==== Extracted data
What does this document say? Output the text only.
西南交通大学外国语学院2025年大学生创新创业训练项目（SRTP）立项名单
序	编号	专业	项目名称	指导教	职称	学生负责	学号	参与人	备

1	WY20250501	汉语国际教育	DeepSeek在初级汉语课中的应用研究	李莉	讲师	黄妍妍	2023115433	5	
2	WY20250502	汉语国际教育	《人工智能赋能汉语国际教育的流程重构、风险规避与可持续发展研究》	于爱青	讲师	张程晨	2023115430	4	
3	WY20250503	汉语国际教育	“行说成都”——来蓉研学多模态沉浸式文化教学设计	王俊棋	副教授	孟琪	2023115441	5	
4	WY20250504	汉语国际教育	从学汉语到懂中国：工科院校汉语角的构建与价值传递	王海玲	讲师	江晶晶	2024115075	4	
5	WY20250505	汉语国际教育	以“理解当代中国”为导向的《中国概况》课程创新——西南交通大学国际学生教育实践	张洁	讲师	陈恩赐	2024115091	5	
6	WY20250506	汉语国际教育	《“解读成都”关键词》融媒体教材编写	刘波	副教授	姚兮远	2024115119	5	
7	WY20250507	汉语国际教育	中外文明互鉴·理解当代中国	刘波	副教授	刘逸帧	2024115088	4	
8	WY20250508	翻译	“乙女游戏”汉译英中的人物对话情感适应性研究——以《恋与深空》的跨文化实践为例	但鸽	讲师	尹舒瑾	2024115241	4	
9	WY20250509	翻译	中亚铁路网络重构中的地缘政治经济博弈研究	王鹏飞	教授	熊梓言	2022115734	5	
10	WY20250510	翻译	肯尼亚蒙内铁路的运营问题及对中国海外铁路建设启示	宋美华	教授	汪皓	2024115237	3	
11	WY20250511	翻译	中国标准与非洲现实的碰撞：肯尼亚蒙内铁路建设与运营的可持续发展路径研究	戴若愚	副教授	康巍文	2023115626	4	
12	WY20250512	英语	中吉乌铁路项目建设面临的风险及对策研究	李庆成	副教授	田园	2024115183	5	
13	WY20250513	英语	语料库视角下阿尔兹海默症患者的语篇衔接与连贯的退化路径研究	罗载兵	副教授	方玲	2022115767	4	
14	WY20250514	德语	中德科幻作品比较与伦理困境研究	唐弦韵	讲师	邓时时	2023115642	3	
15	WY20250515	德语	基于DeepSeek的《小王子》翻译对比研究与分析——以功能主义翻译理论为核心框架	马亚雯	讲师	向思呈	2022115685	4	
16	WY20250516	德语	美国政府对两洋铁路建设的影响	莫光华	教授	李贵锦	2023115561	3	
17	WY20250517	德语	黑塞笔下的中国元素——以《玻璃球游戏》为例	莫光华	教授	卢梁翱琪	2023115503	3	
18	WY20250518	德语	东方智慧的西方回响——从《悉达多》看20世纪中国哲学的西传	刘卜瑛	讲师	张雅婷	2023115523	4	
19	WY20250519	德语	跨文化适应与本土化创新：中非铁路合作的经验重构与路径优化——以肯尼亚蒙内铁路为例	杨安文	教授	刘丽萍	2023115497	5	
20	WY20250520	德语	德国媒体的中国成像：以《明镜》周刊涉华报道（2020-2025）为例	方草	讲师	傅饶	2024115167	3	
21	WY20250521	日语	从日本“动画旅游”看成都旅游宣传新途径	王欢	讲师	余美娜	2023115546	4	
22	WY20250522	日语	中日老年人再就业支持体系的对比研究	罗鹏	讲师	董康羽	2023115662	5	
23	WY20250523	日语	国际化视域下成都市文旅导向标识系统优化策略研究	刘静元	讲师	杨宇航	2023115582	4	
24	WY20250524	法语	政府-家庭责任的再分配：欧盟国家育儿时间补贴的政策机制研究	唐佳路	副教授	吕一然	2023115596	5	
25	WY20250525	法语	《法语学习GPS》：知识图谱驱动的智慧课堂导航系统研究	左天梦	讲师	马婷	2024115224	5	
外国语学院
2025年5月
========
* Required work
Reproduce the material verbatim, line by line.

* The completed task
What does this document say? Output the text only.
西南交通大学外国语学院2025年大学生创新创业训练项目（SRTP）立项名单
序	编号	专业	项目名称	指导教	职称	学生负责	学号	参与人	备

1	WY20250501	汉语国际教育	DeepSeek在初级汉语课中的应用研究	李莉	讲师	黄妍妍	2023115433	5	
2	WY20250502	汉语国际教育	《人工智能赋能汉语国际教育的流程重构、风险规避与可持续发展研究》	于爱青	讲师	张程晨	2023115430	4	
3	WY20250503	汉语国际教育	“行说成都”——来蓉研学多模态沉浸式文化教学设计	王俊棋	副教授	孟琪	2023115441	5	
4	WY20250504	汉语国际教育	从学汉语到懂中国：工科院校汉语角的构建与价值传递	王海玲	讲师	江晶晶	2024115075	4	
5	WY20250505	汉语国际教育	以“理解当代中国”为导向的《中国概况》课程创新——西南交通大学国际学生教育实践	张洁	讲师	陈恩赐	2024115091	5	
6	WY20250506	汉语国际教育	《“解读成都”关键词》融媒体教材编写	刘波	副教授	姚兮远	2024115119	5	
7	WY20250507	汉语国际教育	中外文明互鉴·理解当代中国	刘波	副教授	刘逸帧	2024115088	4	
8	WY20250508	翻译	“乙女游戏”汉译英中的人物对话情感适应性研究——以《恋与深空》的跨文化实践为例	但鸽	讲师	尹舒瑾	2024115241	4	
9	WY20250509	翻译	中亚铁路网络重构中的地缘政治经济博弈研究	王鹏飞	教授	熊梓言	2022115734	5	
10	WY20250510	翻译	肯尼亚蒙内铁路的运营问题及对中国海外铁路建设启示	宋美华	教授	汪皓	2024115237	3	
11	WY20250511	翻译	中国标准与非洲现实的碰撞：肯尼亚蒙内铁路建设与运营的可持续发展路径研究	戴若愚	副教授	康巍文	2023115626	4	
12	WY20250512	英语	中吉乌铁路项目建设面临的风险及对策研究	李庆成	副教授	田园	2024115183	5	
13	WY20250513	英语	语料库视角下阿尔兹海默症患者的语篇衔接与连贯的退化路径研究	罗载兵	副教授	方玲	2022115767	4	
14	WY20250514	德语	中德科幻作品比较与伦理困境研究	唐弦韵	讲师	邓时时	2023115642	3	
15	WY20250515	德语	基于DeepSeek的《小王子》翻译对比研究与分析——以功能主义翻译理论为核心框架	马亚雯	讲师	向思呈	2022115685	4	
16	WY20250516	德语	美国政府对两洋铁路建设的影响	莫光华	教授	李贵锦	2023115561	3	
17	WY20250517	德语	黑塞笔下的中国元素——以《玻璃球游戏》为例	莫光华	教授	卢梁翱琪	2023115503	3	
18	WY20250518	德语	东方智慧的西方回响——从《悉达多》看20世纪中国哲学的西传	刘卜瑛	讲师	张雅婷	2023115523	4	
19	WY20250519	德语	跨文化适应与本土化创新：中非铁路合作的经验重构与路径优化——以肯尼亚蒙内铁路为例	杨安文	教授	刘丽萍	2023115497	5	
20	WY20250520	德语	德国媒体的中国成像：以《明镜》周刊涉华报道（2020-2025）为例	方草	讲师	傅饶	2024115167	3	
21	WY20250521	日语	从日本“动画旅游”看成都旅游宣传新途径	王欢	讲师	余美娜	2023115546	4	
22	WY20250522	日语	中日老年人再就业支持体系的对比研究	罗鹏	讲师	董康羽	2023115662	5	
23	WY20250523	日语	国际化视域下成都市文旅导向标识系统优化策略研究	刘静元	讲师	杨宇航	2023115582	4	
24	WY20250524	法语	政府-家庭责任的再分配：欧盟国家育儿时间补贴的政策机制研究	唐佳路	副教授	吕一然	2023115596	5	
25	WY20250525	法语	《法语学习GPS》：知识图谱驱动的智慧课堂导航系统研究	左天梦	讲师	马婷	2024115224	5	
外国语学院
2025年5月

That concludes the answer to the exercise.